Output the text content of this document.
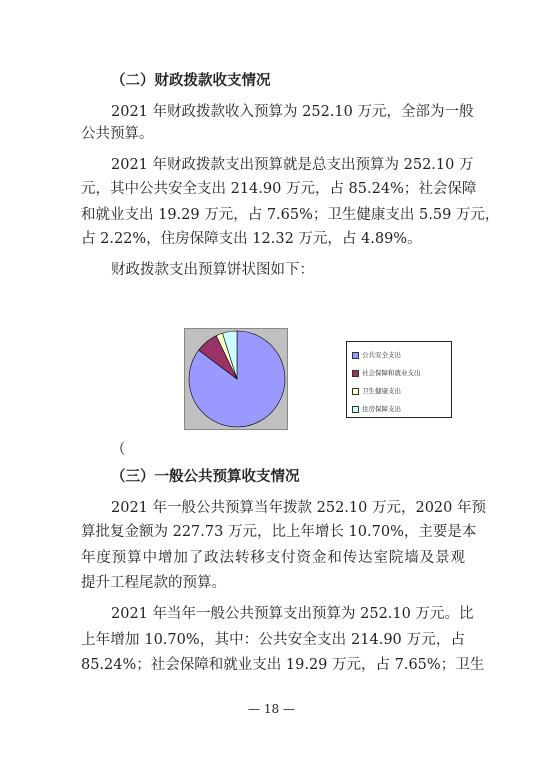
（二）财政拨款收支情况
2021 年财政拨款收入预算为 252.10 万元，全部为一般
公共预算。
2021 年财政拨款支出预算就是总支出预算为 252.10 万
元，其中公共安全支出 214.90 万元，占 85.24%；社会保障
和就业支出 19.29 万元，占 7.65%；卫生健康支出 5.59 万元，
占 2.22%，住房保障支出 12.32 万元，占 4.89%。
财政拨款支出预算饼状图如下：
公共安全支出
社会保障和就业支出
卫生健康支出
住房保障支出
（
（三）一般公共预算收支情况
2021 年一般公共预算当年拨款 252.10 万元，2020 年预
算批复金额为 227.73 万元，比上年增长 10.70%，主要是本
年度预算中增加了政法转移支付资金和传达室院墙及景观
提升工程尾款的预算。
2021 年当年一般公共预算支出预算为 252.10 万元。比
上年增加 10.70%，其中：公共安全支出 214.90 万元，占
85.24%；社会保障和就业支出 19.29 万元，占 7.65%；卫生
— 18 —
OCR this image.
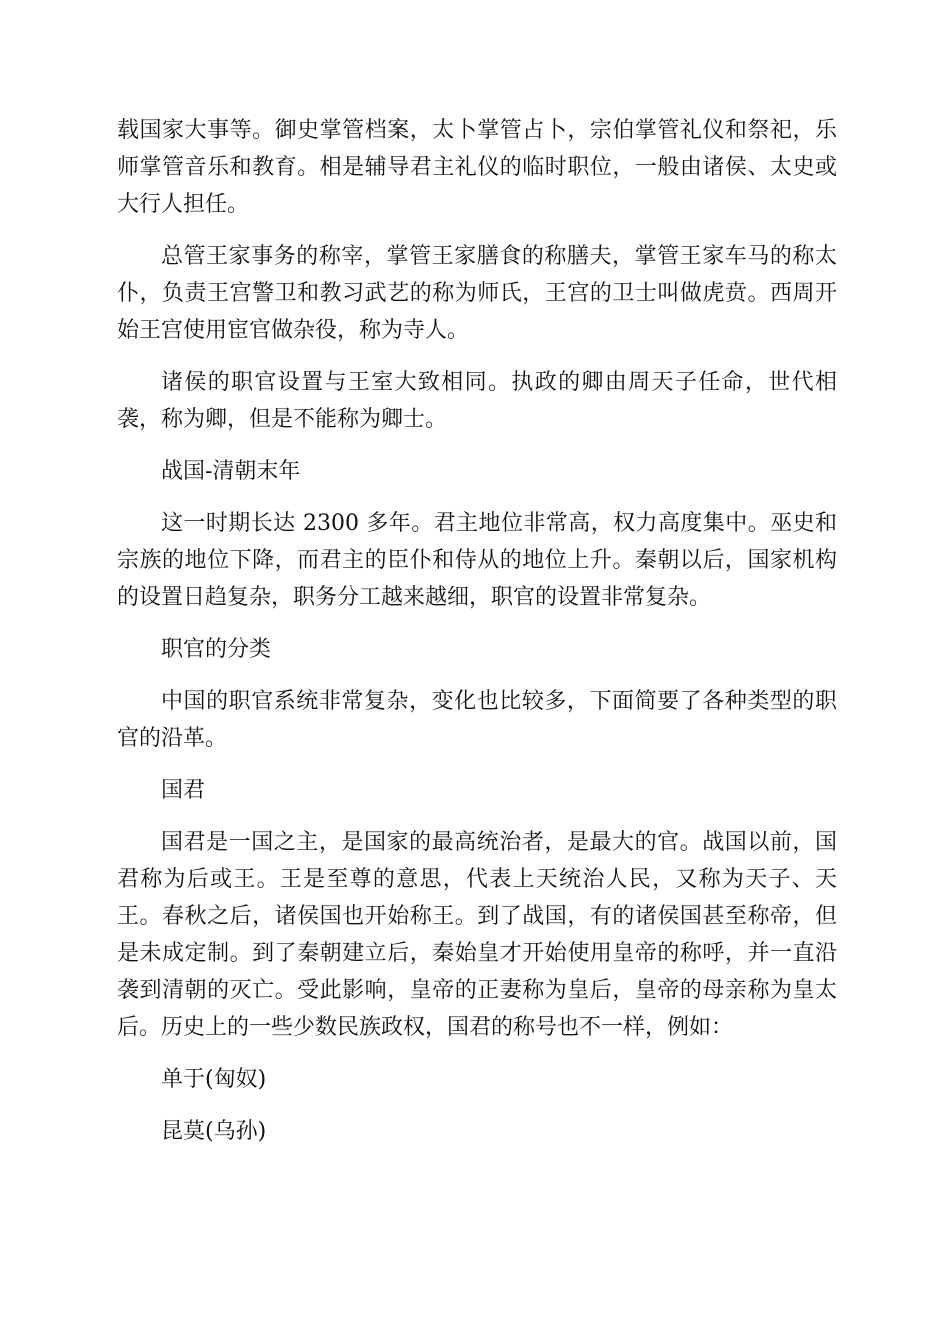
载国家大事等。御史掌管档案，太卜掌管占卜，宗伯掌管礼仪和祭祀，乐师掌管音乐和教育。相是辅导君主礼仪的临时职位，一般由诸侯、太史或大行人担任。

总管王家事务的称宰，掌管王家膳食的称膳夫，掌管王家车马的称太仆，负责王宫警卫和教习武艺的称为师氏，王宫的卫士叫做虎贲。西周开始王宫使用宦官做杂役，称为寺人。

诸侯的职官设置与王室大致相同。执政的卿由周天子任命，世代相袭，称为卿，但是不能称为卿士。

战国-清朝末年

这一时期长达 2300 多年。君主地位非常高，权力高度集中。巫史和宗族的地位下降，而君主的臣仆和侍从的地位上升。秦朝以后，国家机构的设置日趋复杂，职务分工越来越细，职官的设置非常复杂。

职官的分类

中国的职官系统非常复杂，变化也比较多，下面简要了各种类型的职官的沿革。

国君

国君是一国之主，是国家的最高统治者，是最大的官。战国以前，国君称为后或王。王是至尊的意思，代表上天统治人民，又称为天子、天王。春秋之后，诸侯国也开始称王。到了战国，有的诸侯国甚至称帝，但是未成定制。到了秦朝建立后，秦始皇才开始使用皇帝的称呼，并一直沿袭到清朝的灭亡。受此影响，皇帝的正妻称为皇后，皇帝的母亲称为皇太后。历史上的一些少数民族政权，国君的称号也不一样，例如：

单于(匈奴)

昆莫(乌孙)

════════════════

Exclude all pictures and reproduce verbatim the lines running from the line that contains "OCR this image." to the end of the data above, both ends included.

OCR this image.
载国家大事等。御史掌管档案，太卜掌管占卜，宗伯掌管礼仪和祭祀，乐师掌管音乐和教育。相是辅导君主礼仪的临时职位，一般由诸侯、太史或大行人担任。

总管王家事务的称宰，掌管王家膳食的称膳夫，掌管王家车马的称太仆，负责王宫警卫和教习武艺的称为师氏，王宫的卫士叫做虎贲。西周开始王宫使用宦官做杂役，称为寺人。

诸侯的职官设置与王室大致相同。执政的卿由周天子任命，世代相袭，称为卿，但是不能称为卿士。

战国-清朝末年

这一时期长达 2300 多年。君主地位非常高，权力高度集中。巫史和宗族的地位下降，而君主的臣仆和侍从的地位上升。秦朝以后，国家机构的设置日趋复杂，职务分工越来越细，职官的设置非常复杂。

职官的分类

中国的职官系统非常复杂，变化也比较多，下面简要了各种类型的职官的沿革。

国君

国君是一国之主，是国家的最高统治者，是最大的官。战国以前，国君称为后或王。王是至尊的意思，代表上天统治人民，又称为天子、天王。春秋之后，诸侯国也开始称王。到了战国，有的诸侯国甚至称帝，但是未成定制。到了秦朝建立后，秦始皇才开始使用皇帝的称呼，并一直沿袭到清朝的灭亡。受此影响，皇帝的正妻称为皇后，皇帝的母亲称为皇太后。历史上的一些少数民族政权，国君的称号也不一样，例如：

单于(匈奴)

昆莫(乌孙)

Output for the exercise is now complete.